### WHAT TO DO
Extract all lines containing "dnevni".

### DATASET ENTRIES

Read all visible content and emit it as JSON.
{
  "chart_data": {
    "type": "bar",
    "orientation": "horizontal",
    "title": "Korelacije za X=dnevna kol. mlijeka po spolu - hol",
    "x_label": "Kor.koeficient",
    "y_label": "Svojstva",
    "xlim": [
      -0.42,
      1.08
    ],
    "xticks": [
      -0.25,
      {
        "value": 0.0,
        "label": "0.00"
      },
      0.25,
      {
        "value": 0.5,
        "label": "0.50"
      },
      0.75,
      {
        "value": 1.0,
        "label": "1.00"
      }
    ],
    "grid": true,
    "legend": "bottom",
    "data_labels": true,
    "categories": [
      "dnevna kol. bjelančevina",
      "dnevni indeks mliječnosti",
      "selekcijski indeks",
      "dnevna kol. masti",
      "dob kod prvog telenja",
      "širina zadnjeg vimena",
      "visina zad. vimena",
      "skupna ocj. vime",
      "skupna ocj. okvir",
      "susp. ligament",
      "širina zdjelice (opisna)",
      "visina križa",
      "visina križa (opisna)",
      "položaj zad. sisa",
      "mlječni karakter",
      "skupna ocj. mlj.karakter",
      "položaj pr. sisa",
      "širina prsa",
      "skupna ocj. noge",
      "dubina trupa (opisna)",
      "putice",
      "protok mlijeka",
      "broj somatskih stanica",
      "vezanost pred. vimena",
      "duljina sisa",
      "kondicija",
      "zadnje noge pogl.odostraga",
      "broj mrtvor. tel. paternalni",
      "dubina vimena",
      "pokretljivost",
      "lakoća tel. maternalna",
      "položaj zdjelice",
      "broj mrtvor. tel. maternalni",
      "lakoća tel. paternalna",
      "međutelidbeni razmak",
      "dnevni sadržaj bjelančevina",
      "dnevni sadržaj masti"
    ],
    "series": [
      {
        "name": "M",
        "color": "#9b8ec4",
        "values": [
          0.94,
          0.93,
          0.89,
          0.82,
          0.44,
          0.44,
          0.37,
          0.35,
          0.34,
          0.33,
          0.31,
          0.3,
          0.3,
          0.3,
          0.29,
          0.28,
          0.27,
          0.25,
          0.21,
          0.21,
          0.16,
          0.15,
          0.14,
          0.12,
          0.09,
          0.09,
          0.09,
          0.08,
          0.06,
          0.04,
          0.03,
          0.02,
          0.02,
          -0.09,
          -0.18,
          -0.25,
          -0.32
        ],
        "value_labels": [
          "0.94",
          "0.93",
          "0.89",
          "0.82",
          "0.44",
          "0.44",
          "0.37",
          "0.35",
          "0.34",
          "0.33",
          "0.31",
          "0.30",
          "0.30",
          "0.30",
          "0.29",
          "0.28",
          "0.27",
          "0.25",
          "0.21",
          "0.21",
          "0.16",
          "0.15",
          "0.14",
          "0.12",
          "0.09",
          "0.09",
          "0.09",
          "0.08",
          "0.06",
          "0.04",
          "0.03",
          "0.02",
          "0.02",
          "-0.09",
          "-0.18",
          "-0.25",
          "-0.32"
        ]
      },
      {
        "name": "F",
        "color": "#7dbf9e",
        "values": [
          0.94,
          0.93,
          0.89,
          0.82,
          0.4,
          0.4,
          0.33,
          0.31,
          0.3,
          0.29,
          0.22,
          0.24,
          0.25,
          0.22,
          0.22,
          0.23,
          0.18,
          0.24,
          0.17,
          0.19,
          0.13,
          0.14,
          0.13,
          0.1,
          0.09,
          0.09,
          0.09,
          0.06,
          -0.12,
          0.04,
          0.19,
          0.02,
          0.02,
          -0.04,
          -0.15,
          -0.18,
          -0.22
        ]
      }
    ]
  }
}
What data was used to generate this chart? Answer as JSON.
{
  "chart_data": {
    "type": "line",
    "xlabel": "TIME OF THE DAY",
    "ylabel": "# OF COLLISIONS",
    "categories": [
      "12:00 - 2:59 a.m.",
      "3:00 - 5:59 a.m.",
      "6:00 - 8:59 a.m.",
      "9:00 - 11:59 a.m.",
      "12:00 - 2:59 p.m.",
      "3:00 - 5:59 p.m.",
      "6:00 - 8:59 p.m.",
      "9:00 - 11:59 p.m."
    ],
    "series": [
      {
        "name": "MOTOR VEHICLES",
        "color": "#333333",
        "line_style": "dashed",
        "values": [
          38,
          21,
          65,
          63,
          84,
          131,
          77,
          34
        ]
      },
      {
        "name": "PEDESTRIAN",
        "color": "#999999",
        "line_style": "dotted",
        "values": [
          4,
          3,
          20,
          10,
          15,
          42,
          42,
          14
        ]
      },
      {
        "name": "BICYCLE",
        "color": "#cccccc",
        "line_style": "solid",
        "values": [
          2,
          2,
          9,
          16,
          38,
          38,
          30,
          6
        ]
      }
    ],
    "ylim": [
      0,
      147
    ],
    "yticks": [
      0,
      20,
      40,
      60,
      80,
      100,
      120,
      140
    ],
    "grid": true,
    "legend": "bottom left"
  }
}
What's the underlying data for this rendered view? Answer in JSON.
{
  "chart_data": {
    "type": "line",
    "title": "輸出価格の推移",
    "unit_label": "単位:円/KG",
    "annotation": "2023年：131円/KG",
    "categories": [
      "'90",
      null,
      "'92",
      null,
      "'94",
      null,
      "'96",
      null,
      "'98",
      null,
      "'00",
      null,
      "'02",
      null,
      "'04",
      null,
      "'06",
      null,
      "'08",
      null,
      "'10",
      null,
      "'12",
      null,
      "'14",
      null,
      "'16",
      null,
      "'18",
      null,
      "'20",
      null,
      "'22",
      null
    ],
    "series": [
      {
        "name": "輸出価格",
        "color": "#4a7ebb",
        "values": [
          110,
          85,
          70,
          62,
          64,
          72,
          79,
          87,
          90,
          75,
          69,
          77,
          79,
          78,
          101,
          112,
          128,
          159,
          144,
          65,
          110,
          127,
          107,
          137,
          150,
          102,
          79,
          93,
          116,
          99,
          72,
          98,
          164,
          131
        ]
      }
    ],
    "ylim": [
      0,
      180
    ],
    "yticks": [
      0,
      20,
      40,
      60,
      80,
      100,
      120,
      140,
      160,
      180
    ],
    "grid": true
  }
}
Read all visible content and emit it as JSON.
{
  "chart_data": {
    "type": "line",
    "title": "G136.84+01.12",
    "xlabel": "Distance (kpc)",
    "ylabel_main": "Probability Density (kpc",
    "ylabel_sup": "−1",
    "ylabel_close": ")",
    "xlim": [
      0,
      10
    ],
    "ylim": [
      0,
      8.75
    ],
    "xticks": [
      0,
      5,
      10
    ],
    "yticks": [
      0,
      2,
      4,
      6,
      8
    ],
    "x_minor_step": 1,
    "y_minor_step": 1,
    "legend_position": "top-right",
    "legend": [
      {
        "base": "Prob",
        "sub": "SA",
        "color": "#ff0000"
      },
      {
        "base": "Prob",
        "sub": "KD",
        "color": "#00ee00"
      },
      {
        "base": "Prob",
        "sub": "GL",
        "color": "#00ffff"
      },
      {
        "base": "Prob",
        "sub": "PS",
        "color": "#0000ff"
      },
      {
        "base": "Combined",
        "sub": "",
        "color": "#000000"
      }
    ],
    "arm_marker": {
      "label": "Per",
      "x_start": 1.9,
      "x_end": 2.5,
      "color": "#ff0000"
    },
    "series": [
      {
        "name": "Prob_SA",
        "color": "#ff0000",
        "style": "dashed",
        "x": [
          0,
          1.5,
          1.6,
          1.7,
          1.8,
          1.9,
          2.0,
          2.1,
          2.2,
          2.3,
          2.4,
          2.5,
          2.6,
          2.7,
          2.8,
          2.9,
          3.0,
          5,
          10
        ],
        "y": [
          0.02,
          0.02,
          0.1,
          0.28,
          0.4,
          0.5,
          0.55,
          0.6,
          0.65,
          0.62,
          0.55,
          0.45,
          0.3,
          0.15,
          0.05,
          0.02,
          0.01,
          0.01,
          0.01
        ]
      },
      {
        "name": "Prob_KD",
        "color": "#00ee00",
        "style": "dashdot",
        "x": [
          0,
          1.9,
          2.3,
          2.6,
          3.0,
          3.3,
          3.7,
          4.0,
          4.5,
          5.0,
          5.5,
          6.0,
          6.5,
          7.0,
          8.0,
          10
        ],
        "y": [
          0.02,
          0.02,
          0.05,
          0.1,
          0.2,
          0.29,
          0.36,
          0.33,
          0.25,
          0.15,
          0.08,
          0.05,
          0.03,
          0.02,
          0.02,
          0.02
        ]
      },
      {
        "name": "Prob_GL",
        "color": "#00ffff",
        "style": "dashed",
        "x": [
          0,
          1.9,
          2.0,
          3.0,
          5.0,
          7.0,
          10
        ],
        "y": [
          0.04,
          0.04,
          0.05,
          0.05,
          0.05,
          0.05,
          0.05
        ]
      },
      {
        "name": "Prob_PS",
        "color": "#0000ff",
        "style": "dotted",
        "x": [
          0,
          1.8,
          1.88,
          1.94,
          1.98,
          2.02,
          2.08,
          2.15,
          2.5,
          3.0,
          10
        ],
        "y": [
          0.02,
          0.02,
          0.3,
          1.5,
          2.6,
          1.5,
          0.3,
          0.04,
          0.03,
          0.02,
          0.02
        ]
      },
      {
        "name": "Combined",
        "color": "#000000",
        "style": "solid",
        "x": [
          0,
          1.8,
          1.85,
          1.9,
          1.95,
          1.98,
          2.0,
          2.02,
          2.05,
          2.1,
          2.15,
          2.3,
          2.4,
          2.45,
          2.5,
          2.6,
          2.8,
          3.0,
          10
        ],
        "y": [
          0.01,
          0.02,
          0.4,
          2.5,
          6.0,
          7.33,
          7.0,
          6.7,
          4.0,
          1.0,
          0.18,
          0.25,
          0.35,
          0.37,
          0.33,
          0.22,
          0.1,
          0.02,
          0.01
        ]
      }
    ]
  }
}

### TASK RESPONSE
      "dnevni indeks mliječnosti",
      "dnevni sadržaj bjelančevina",
      "dnevni sadržaj masti"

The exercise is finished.